Text —
Iberdomide

Clinical data
- Trade names: Zenbexus
- Other names: CC-220
- AHFS/Drugs.com: Zenbexus
- License data: US DailyMed: Iberdomide;
- Routes of administration: By mouth
- Drug class: Cereblon-modulating protein degrader
- ATC code: None;

Legal status
- Legal status: US: ℞-only;

Identifiers
- IUPAC name (3S)-3-[7-({4-[(morpholin-4-yl)methyl]phenyl}methoxy)-3-oxo-1H-isoindol-2-yl]piperidine-2,6-dione;
- CAS Number: 1323403-33-3; as HCl: 1560678-63-8;
- PubChem CID: 67335295; as HCl: 72793904;
- IUPHAR/BPS: 9618;
- DrugBank: DB12101;
- ChemSpider: 52085251;
- UNII: 8V66F27X44; as HCl: 79L3645KFI;
- KEGG: D11134; as HCl: D11135;
- ChEMBL: ChEMBL3989927;

Chemical and physical data
- Formula: C_{25}H_{27}N_{3}O_{5}
- Molar mass: 449.507 g·mol^{−1}
- 3D model (JSmol): Interactive image; as HCl: Interactive image;
- SMILES O=C1CC[C@H](N2Cc3c(OCc4ccc(CN5CCOCC5)cc4)cccc3C2=O)C(=O)N1; as HCl: Cl.O=C1N(CC2=C1C=CC=C2OCC3=CC=C(CN4CCOCC4)C=C3)[C@H]5CCC(=O)NC5=O;
- InChI InChI=1S/C25H27N3O5/c29-23-9-8-21(24(30)26-23)28-15-20-19(25(28)31)2-1-3-22(20)33-16-18-6-4-17(5-7-18)14-27-10-12-32-13-11-27/h1-7,21H,8-16H2,(H,26,29,30)/t21-/m0/s1; Key:IXZOHGPZAQLIBH-NRFANRHFSA-N; as HCl: InChI=1S/C25H27N3O5.ClH/c29-23-9-8-21(24(30)26-23)28-15-20-19(25(28)31)2-1-3-22(20)33-16-18-6-4-17(5-7-18)14-27-10-12-32-13-11-27;/h1-7,21H,8-16H2,(H,26,29,30);1H/t21-;/m0./s1; Key:VVHQVXXPZDALDV-BOXHHOBZSA-N;

= Iberdomide =

Chemical compound

Iberdomide, sold under the brand name Zenbexus, is an anti-cancer medication used for the treatment of multiple myeloma. It is a cereblon-modulating protein degrader and a thalidomide analog.. It is taken by mouth.

Data shown —

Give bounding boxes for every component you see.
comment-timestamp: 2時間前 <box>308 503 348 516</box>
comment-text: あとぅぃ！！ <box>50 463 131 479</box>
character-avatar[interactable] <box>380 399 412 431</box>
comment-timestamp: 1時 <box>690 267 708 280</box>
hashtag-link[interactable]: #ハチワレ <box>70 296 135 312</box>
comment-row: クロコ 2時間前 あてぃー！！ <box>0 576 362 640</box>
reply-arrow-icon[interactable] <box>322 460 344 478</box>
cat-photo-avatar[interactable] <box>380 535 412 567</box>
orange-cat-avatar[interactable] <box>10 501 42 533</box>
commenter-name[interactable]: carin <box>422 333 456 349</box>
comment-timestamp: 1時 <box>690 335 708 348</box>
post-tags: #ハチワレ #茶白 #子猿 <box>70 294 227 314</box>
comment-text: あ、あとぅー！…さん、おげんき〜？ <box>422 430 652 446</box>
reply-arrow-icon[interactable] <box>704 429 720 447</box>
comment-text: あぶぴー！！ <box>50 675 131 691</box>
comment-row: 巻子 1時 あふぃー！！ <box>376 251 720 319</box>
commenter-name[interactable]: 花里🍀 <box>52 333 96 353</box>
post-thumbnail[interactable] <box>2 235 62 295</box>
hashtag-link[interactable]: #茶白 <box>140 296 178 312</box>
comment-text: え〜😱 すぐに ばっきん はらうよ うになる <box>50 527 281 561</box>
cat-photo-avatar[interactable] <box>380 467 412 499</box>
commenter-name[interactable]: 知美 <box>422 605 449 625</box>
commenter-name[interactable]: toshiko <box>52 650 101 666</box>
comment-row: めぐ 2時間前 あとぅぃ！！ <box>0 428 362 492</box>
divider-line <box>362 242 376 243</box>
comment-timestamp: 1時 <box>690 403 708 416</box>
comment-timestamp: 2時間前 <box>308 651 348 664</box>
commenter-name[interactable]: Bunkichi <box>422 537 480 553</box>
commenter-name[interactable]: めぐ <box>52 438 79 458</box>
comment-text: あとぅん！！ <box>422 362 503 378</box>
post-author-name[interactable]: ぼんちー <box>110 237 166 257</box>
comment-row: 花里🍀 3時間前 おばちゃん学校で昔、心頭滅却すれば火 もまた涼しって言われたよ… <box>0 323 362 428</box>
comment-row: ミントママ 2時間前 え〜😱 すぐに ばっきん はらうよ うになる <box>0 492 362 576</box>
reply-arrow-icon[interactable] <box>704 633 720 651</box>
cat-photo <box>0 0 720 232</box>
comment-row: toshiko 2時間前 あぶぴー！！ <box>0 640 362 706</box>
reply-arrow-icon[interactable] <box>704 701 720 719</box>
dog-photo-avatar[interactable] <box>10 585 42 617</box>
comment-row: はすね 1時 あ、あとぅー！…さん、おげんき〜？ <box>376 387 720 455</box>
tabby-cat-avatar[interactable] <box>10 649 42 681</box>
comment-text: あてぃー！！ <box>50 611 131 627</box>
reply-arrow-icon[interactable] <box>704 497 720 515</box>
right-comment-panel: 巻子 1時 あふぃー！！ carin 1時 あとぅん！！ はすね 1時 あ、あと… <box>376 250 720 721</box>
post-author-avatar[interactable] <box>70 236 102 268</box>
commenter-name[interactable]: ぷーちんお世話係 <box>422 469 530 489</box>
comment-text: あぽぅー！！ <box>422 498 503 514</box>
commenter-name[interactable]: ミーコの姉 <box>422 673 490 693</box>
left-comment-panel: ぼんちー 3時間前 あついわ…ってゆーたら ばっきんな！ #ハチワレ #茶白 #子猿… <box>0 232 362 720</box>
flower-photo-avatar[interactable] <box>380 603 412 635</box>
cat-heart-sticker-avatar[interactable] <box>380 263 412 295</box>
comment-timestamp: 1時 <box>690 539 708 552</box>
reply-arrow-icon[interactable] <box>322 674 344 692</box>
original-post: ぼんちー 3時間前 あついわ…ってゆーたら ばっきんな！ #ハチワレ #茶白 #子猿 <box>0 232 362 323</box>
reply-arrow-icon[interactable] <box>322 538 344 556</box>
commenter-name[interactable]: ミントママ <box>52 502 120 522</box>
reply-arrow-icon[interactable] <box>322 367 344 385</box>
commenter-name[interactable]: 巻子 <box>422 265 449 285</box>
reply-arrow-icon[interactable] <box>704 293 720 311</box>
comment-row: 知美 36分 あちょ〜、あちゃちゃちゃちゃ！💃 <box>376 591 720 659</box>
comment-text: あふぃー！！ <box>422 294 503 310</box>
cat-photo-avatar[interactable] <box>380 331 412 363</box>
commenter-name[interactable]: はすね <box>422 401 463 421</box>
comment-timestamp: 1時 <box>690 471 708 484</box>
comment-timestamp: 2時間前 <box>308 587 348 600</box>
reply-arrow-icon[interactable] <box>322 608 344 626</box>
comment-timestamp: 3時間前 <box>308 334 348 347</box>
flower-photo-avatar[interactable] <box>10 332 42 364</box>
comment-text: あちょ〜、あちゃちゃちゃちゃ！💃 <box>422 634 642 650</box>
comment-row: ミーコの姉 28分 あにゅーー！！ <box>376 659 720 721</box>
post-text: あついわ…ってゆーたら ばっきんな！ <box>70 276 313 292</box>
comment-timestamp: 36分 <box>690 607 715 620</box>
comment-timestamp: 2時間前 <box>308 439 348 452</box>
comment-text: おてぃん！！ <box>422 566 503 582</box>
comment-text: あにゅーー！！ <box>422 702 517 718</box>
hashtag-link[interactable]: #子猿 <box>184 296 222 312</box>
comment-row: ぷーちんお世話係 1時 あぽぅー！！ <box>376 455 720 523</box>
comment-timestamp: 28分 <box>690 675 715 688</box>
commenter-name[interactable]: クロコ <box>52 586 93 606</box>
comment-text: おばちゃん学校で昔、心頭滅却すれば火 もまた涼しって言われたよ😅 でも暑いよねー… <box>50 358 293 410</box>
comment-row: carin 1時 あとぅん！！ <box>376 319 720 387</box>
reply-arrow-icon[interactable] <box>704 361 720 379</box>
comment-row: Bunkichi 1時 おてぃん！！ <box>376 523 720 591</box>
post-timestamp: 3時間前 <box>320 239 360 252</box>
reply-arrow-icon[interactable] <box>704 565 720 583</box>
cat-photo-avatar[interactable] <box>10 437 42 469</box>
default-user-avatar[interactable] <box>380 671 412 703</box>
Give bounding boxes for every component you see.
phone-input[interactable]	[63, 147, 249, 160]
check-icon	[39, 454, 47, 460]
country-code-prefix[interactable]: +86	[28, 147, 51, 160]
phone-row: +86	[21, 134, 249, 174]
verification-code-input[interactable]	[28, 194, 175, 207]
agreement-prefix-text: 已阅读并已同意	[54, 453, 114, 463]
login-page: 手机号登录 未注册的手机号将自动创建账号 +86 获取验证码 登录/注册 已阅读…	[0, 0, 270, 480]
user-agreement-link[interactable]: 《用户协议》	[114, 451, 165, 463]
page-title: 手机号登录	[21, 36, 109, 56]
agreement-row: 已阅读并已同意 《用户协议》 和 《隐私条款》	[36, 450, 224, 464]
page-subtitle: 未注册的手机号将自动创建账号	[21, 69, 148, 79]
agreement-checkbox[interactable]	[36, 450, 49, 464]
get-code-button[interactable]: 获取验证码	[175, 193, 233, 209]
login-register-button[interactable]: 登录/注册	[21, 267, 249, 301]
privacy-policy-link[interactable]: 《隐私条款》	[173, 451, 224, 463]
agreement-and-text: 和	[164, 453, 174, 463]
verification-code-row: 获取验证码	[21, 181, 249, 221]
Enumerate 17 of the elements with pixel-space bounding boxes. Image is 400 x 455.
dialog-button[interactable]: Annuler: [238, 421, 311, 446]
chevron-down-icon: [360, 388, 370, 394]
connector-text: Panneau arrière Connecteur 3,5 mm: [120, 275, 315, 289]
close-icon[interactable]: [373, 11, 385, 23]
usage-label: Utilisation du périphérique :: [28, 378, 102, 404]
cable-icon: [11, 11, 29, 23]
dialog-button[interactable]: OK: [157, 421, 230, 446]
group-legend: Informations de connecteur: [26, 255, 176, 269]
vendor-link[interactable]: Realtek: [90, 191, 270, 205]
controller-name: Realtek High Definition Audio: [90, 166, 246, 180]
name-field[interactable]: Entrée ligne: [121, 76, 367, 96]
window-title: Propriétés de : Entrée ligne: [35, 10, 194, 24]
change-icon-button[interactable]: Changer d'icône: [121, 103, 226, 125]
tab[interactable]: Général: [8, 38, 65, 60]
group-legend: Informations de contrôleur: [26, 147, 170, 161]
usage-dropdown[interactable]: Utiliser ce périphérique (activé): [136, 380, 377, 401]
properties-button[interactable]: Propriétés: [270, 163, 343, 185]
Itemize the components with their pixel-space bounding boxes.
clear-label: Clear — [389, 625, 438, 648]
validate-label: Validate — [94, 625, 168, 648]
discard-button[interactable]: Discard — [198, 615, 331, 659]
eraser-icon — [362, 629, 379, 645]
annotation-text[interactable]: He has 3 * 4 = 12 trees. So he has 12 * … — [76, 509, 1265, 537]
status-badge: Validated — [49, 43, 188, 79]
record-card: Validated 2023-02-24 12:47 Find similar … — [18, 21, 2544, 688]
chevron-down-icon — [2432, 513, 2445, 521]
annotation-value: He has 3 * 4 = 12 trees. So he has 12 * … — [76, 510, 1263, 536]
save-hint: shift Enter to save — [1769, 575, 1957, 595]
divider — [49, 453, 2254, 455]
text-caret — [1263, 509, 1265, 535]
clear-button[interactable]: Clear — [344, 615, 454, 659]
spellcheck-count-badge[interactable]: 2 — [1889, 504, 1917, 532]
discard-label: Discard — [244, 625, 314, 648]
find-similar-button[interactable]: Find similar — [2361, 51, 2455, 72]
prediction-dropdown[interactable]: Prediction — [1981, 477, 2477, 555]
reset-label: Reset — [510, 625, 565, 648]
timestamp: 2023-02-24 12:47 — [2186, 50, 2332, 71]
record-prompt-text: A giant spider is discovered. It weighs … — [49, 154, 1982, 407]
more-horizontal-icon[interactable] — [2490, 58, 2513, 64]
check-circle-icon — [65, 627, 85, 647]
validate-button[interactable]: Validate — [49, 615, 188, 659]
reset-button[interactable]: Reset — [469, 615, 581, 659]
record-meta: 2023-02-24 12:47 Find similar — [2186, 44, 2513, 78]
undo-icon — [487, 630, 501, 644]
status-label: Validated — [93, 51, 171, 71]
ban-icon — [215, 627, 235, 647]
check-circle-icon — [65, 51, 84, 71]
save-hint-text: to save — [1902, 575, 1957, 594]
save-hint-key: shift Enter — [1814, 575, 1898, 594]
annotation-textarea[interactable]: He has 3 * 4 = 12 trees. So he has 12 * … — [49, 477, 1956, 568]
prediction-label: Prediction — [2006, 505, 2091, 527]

Set of tasks —
- 1) Do these statements agree with the iberdomide article? (a) Iberdomide is taken by mouth. (b) Iberdomide has an assigned ATC code. (c) In the US, iberdomide can be obtained without a prescription.
- 2) Can you continue the iberdomide article past its final sentence?

Outputs for the tasks —
- 1)
(a) Yes: "It is taken by mouth."
(b) No: "ATC code: None;"
(c) No: "US: ℞-only;"

- 2)
Iberdomide was approved for medical use in the United States in August 2026.

== Medical uses ==
Iberdomide is indicated in combination with daratumumab, hyaluronidase, and dexamethasone for the treatment of adults with multiple myeloma who have received at least one prior line of therapy including a proteasome inhibitor and an immunomodulatory agent.

== Adverse effects ==
The US prescribing information includes a boxed warning for embryo-fetal toxicity and serious venous and arterial thromboembolism, as well as warnings and precautions for neutropenia, infections, and secondary primary malignancies.

== History ==
Iberdomide was developed by Bristol Myers Squibb and has a higher binding affinity than lenalidomide or pomalidomide. It has undergone clinical trials for various cancers and was also tested in people with lupus.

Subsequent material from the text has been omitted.